Tarefas propostas ::
**1.** No texto sobre os Rolling Stones, que nome tinha o tour americano de 72?
**2.** Traduza para inglês esta frase do texto sobre os Rolling Stones: "Foi nesta digressão que os Rolling Stones, já então uma super banda, se consolidaram como Rock Stars."
**3.** Altere o trecho do texto sobre os Rolling Stones entre "Achei o mesmo" e "de boa disposição...", inclusive, trocando "introspectivo" por "reservado".

··· Texto selecionado

Achei o mesmo sobre o processo Brian Taylor - muito omisso. É conhecido o mito (ou realidade) que atribui a Keith ciúmes de Taylor pelo seu virtuosismo, com histórias de desentendimentos entre os dois (http://tapornumporco.blogspot.com/2009/08/o-outro-mick-por-dandelion.html). Life quase passa ao lado de Taylor, parece que foi apenas mais um que para ali andou com a banda e não é verdade, ele está no melhor e mais criativo período da vida dos Stones. Era um introspectivo, diz Keith. Ok, mas Bill Wyman também não era propriamente um exemplo de boa disposição...

Achei impressionante a narrativa dos anos 70 e, em particular, do tour americano de 72, a famosa STP (Stones Tour Party). Foi nesta digressão que os Rolling Stones, já então uma super banda, se consolidaram como Rock Stars. Keith não esconde que aquilo foi um forró permanente, um cocktail explosivo de orgias, drogas duras e rock n roll. Conta que no intervalo das canções chegavam a dar um pulo aos bastidores para snifar uma linha de coca e narra os seus incríveis tormentos com tentativas de cura, ressacas e «cold turkeys». É deste período o célebre filme de Robert Frank (autor da capa de Exile on Main Street) cuja exibição pública foi impugnada pelos Stones - Cock Sucker Blues, assim se chama o filme, era demasiado forte até para eles (mas no you tube, claro, lá está ele).

······
··· Excertos de dados

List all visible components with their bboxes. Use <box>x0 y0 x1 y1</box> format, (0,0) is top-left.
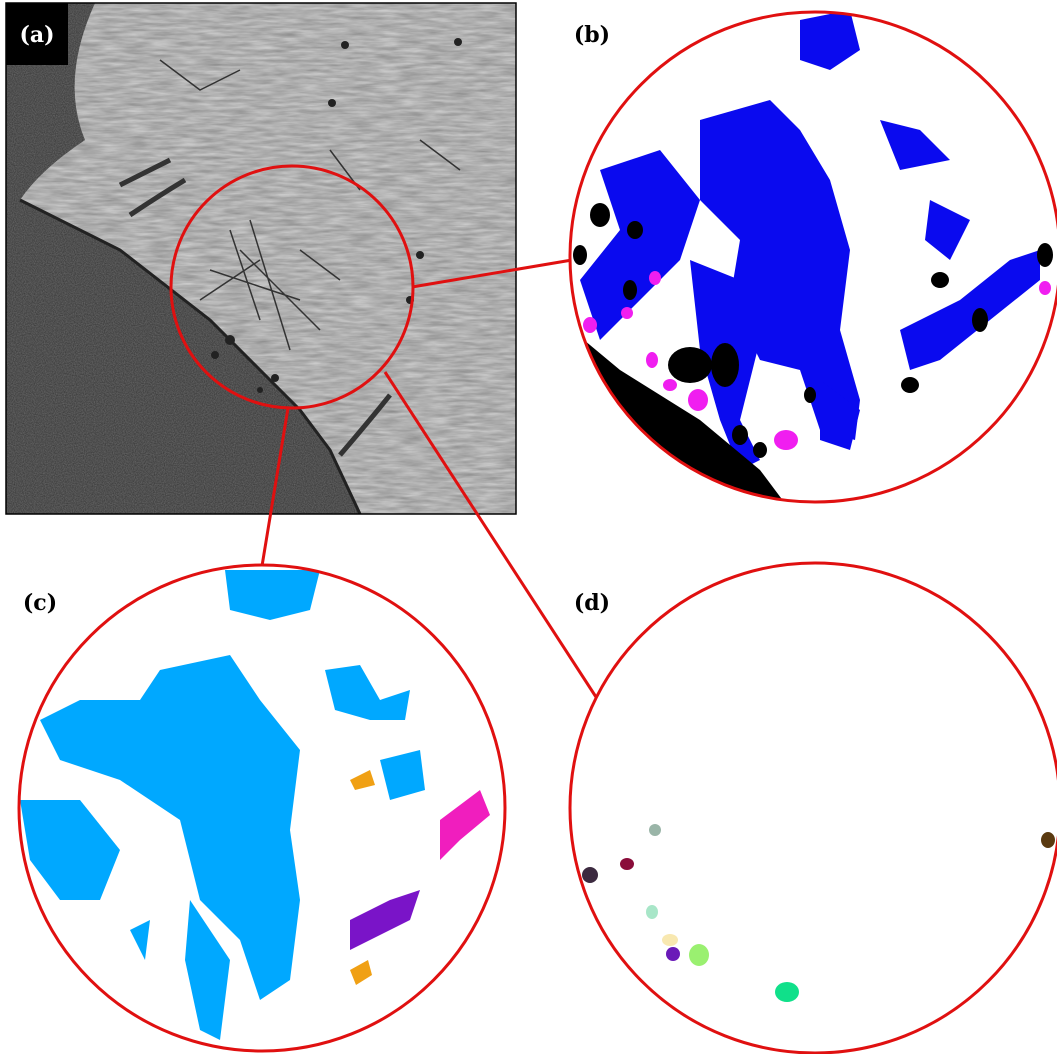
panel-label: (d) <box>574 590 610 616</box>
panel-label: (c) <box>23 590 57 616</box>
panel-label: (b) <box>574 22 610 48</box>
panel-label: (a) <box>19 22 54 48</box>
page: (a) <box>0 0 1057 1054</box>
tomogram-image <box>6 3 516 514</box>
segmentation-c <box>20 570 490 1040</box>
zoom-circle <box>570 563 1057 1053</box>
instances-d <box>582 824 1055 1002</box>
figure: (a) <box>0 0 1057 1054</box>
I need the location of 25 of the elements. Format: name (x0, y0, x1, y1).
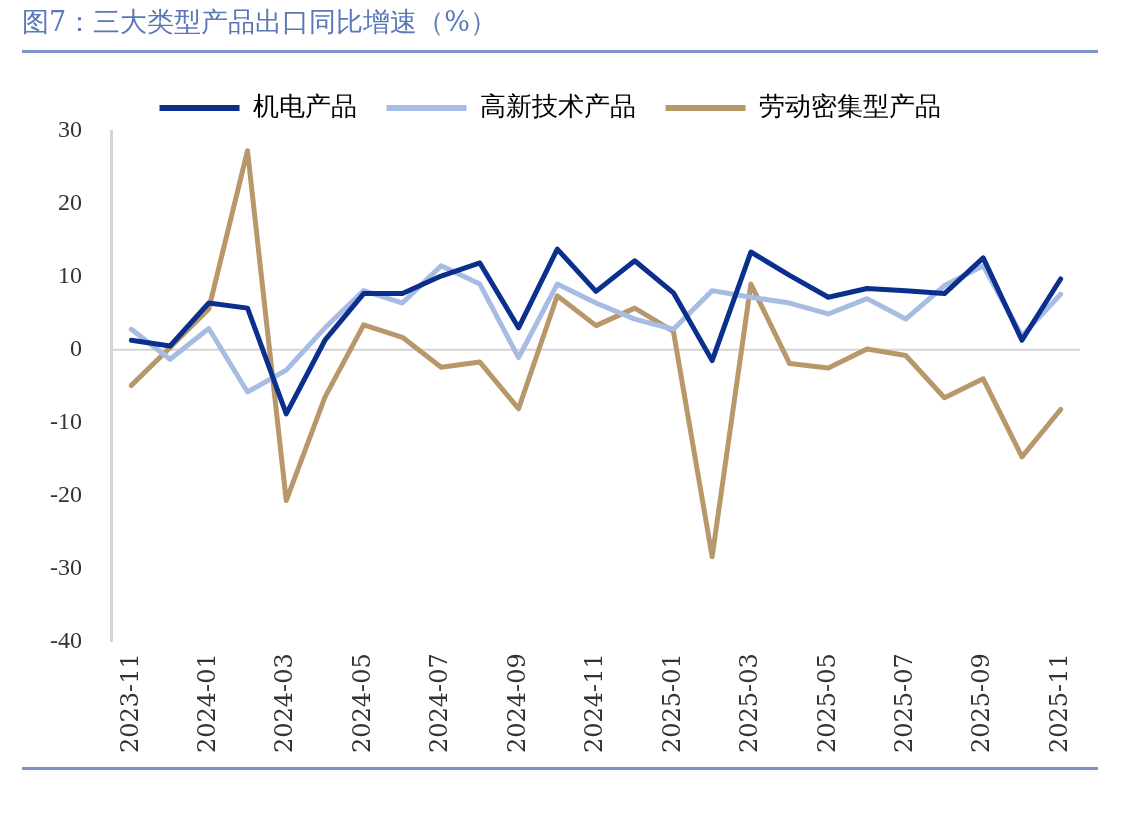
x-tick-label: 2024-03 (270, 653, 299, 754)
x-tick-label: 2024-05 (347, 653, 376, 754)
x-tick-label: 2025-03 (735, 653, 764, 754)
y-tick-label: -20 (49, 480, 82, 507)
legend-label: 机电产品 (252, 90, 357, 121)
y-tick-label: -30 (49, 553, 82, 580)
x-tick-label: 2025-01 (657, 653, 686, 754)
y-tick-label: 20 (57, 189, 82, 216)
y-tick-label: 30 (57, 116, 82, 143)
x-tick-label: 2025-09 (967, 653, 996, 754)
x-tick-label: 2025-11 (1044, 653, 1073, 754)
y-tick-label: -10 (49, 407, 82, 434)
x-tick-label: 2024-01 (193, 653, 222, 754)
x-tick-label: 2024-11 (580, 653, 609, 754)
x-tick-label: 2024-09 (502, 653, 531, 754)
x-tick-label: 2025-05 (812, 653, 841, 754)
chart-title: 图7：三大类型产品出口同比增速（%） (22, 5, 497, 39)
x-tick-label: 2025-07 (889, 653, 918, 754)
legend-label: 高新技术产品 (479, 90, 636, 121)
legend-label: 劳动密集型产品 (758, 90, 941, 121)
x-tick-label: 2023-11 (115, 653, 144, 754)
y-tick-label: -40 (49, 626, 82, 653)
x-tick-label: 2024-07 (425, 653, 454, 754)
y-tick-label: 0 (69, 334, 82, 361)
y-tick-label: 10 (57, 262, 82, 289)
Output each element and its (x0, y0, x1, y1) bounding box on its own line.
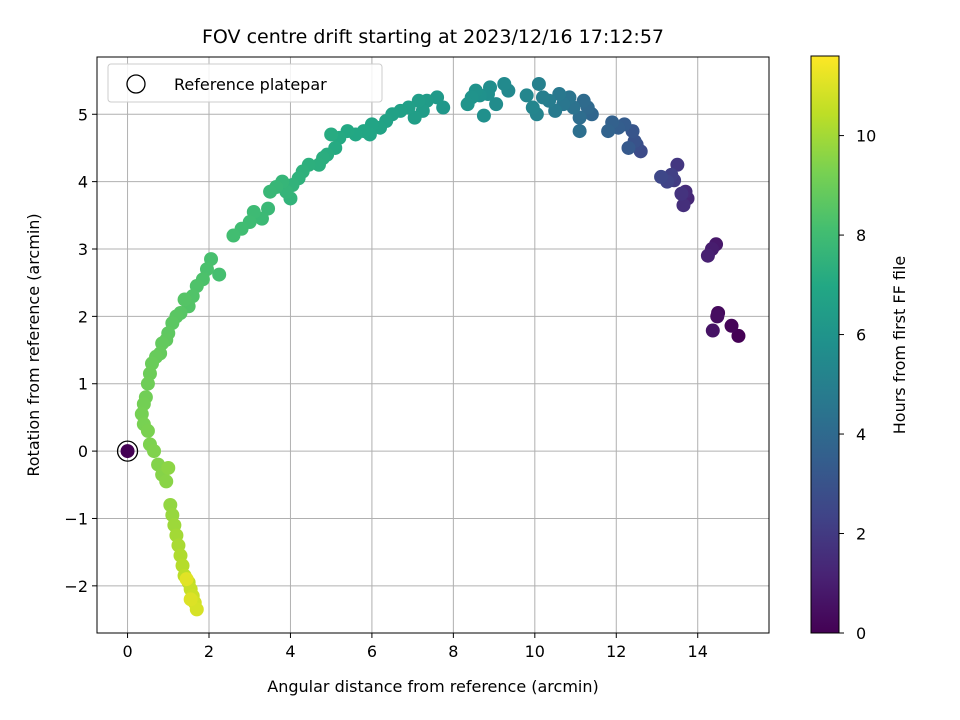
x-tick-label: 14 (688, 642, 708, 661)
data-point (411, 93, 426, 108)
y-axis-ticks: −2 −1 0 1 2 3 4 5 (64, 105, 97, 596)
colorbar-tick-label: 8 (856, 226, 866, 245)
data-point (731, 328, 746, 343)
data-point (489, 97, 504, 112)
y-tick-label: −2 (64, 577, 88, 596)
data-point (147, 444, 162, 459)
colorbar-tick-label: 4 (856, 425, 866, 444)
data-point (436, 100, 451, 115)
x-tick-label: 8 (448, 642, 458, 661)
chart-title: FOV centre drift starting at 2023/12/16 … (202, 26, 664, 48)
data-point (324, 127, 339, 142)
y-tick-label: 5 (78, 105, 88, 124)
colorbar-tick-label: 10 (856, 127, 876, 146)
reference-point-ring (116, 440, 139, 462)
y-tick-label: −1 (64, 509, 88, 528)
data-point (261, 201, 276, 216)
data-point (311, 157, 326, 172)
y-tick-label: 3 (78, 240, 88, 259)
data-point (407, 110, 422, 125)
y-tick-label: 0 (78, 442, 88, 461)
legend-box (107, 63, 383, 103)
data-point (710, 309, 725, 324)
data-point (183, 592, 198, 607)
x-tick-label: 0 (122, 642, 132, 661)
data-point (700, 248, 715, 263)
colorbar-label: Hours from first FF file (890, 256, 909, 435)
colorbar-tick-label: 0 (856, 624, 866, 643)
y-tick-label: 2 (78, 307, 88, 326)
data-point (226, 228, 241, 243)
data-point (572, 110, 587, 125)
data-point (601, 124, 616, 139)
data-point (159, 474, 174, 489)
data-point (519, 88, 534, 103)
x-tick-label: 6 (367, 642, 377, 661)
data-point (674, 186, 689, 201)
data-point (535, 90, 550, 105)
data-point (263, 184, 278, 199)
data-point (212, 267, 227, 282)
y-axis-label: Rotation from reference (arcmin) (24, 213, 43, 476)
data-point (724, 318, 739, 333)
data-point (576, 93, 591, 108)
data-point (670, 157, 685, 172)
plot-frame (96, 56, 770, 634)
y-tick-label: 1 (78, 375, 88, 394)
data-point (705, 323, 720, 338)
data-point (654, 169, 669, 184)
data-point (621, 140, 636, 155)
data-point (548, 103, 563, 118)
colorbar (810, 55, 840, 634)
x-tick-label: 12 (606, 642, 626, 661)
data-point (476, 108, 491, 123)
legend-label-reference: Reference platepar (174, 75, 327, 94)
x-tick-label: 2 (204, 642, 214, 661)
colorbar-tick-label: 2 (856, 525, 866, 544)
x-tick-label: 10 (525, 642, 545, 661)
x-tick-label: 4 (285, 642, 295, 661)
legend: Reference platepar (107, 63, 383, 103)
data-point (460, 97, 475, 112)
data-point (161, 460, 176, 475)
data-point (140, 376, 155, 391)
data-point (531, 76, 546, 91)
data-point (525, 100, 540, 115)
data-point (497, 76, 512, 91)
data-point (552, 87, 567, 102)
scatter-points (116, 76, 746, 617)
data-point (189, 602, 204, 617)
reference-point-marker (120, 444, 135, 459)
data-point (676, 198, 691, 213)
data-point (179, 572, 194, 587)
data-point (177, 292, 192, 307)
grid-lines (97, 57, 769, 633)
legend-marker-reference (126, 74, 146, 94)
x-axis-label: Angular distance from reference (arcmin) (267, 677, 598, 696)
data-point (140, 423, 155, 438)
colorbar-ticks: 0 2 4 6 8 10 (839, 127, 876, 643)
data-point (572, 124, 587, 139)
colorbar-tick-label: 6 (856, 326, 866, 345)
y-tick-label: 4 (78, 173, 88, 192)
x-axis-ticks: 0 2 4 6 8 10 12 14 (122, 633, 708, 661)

······

Resoluções ::
**1.** STP (Stones Tour Party).

**2.** It was on this tour that the Rolling Stones, already a super band by then, established themselves as rock stars.

**3.**
Achei o mesmo sobre o processo Brian Taylor - muito omisso. É conhecido o mito (ou realidade) que atribui a Keith ciúmes de Taylor pelo seu virtuosismo, com histórias de desentendimentos entre os dois (http://tapornumporco.blogspot.com/2009/08/o-outro-mick-por-dandelion.html). Life quase passa ao lado de Taylor, parece que foi apenas mais um que para ali andou com a banda e não é verdade, ele está no melhor e mais criativo período da vida dos Stones. Era um reservado, diz Keith. Ok, mas Bill Wyman também não era propriamente um exemplo de boa disposição...